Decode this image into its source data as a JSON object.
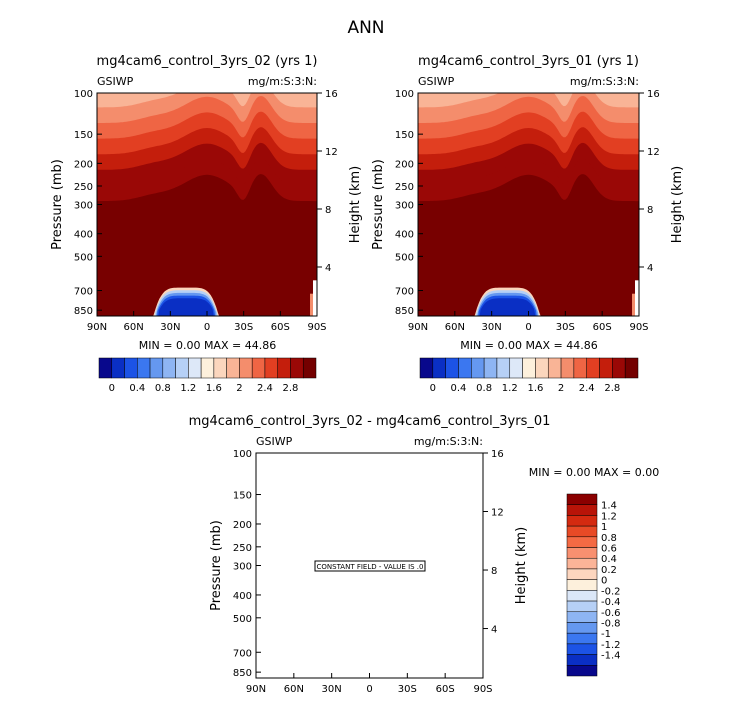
{
  "page": {
    "title": "ANN"
  },
  "chart_data": [
    {
      "type": "heatmap",
      "title": "mg4cam6_control_3yrs_02 (yrs 1)",
      "left_label": "GSIWP",
      "right_label": "mg/m:S:3:N:",
      "ylabel": "Pressure (mb)",
      "ylabel_right": "Height (km)",
      "x_ticks": [
        "90N",
        "60N",
        "30N",
        "0",
        "30S",
        "60S",
        "90S"
      ],
      "y_ticks": [
        "100",
        "150",
        "200",
        "250",
        "300",
        "400",
        "500",
        "700",
        "850"
      ],
      "y_ticks_right": [
        "16",
        "12",
        "8",
        "4"
      ],
      "stats": "MIN =    0.00   MAX =   44.86",
      "colorbar": [
        "0",
        "0.4",
        "0.8",
        "1.2",
        "1.6",
        "2",
        "2.4",
        "2.8"
      ]
    },
    {
      "type": "heatmap",
      "title": "mg4cam6_control_3yrs_01 (yrs 1)",
      "left_label": "GSIWP",
      "right_label": "mg/m:S:3:N:",
      "ylabel": "Pressure (mb)",
      "ylabel_right": "Height (km)",
      "x_ticks": [
        "90N",
        "60N",
        "30N",
        "0",
        "30S",
        "60S",
        "90S"
      ],
      "y_ticks": [
        "100",
        "150",
        "200",
        "250",
        "300",
        "400",
        "500",
        "700",
        "850"
      ],
      "y_ticks_right": [
        "16",
        "12",
        "8",
        "4"
      ],
      "stats": "MIN =    0.00   MAX =   44.86",
      "colorbar": [
        "0",
        "0.4",
        "0.8",
        "1.2",
        "1.6",
        "2",
        "2.4",
        "2.8"
      ]
    },
    {
      "type": "heatmap",
      "title": "mg4cam6_control_3yrs_02 - mg4cam6_control_3yrs_01",
      "left_label": "GSIWP",
      "right_label": "mg/m:S:3:N:",
      "ylabel": "Pressure (mb)",
      "ylabel_right": "Height (km)",
      "x_ticks": [
        "90N",
        "60N",
        "30N",
        "0",
        "30S",
        "60S",
        "90S"
      ],
      "y_ticks": [
        "100",
        "150",
        "200",
        "250",
        "300",
        "400",
        "500",
        "700",
        "850"
      ],
      "y_ticks_right": [
        "16",
        "12",
        "8",
        "4"
      ],
      "stats": "MIN =    0.00   MAX =    0.00",
      "annotation": "CONSTANT FIELD - VALUE IS .0",
      "colorbar": [
        "1.4",
        "1.2",
        "1",
        "0.8",
        "0.6",
        "0.4",
        "0.2",
        "0",
        "-0.2",
        "-0.4",
        "-0.6",
        "-0.8",
        "-1",
        "-1.2",
        "-1.4"
      ]
    }
  ]
}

####

**Set exercise**. Reproduce every line exactly and omit all pictures.

**Written solution**.
Decode this image into its source data as a JSON object.
{
  "page": {
    "title": "ANN"
  },
  "chart_data": [
    {
      "type": "heatmap",
      "title": "mg4cam6_control_3yrs_02 (yrs 1)",
      "left_label": "GSIWP",
      "right_label": "mg/m:S:3:N:",
      "ylabel": "Pressure (mb)",
      "ylabel_right": "Height (km)",
      "x_ticks": [
        "90N",
        "60N",
        "30N",
        "0",
        "30S",
        "60S",
        "90S"
      ],
      "y_ticks": [
        "100",
        "150",
        "200",
        "250",
        "300",
        "400",
        "500",
        "700",
        "850"
      ],
      "y_ticks_right": [
        "16",
        "12",
        "8",
        "4"
      ],
      "stats": "MIN =    0.00   MAX =   44.86",
      "colorbar": [
        "0",
        "0.4",
        "0.8",
        "1.2",
        "1.6",
        "2",
        "2.4",
        "2.8"
      ]
    },
    {
      "type": "heatmap",
      "title": "mg4cam6_control_3yrs_01 (yrs 1)",
      "left_label": "GSIWP",
      "right_label": "mg/m:S:3:N:",
      "ylabel": "Pressure (mb)",
      "ylabel_right": "Height (km)",
      "x_ticks": [
        "90N",
        "60N",
        "30N",
        "0",
        "30S",
        "60S",
        "90S"
      ],
      "y_ticks": [
        "100",
        "150",
        "200",
        "250",
        "300",
        "400",
        "500",
        "700",
        "850"
      ],
      "y_ticks_right": [
        "16",
        "12",
        "8",
        "4"
      ],
      "stats": "MIN =    0.00   MAX =   44.86",
      "colorbar": [
        "0",
        "0.4",
        "0.8",
        "1.2",
        "1.6",
        "2",
        "2.4",
        "2.8"
      ]
    },
    {
      "type": "heatmap",
      "title": "mg4cam6_control_3yrs_02 - mg4cam6_control_3yrs_01",
      "left_label": "GSIWP",
      "right_label": "mg/m:S:3:N:",
      "ylabel": "Pressure (mb)",
      "ylabel_right": "Height (km)",
      "x_ticks": [
        "90N",
        "60N",
        "30N",
        "0",
        "30S",
        "60S",
        "90S"
      ],
      "y_ticks": [
        "100",
        "150",
        "200",
        "250",
        "300",
        "400",
        "500",
        "700",
        "850"
      ],
      "y_ticks_right": [
        "16",
        "12",
        "8",
        "4"
      ],
      "stats": "MIN =    0.00   MAX =    0.00",
      "annotation": "CONSTANT FIELD - VALUE IS .0",
      "colorbar": [
        "1.4",
        "1.2",
        "1",
        "0.8",
        "0.6",
        "0.4",
        "0.2",
        "0",
        "-0.2",
        "-0.4",
        "-0.6",
        "-0.8",
        "-1",
        "-1.2",
        "-1.4"
      ]
    }
  ]
}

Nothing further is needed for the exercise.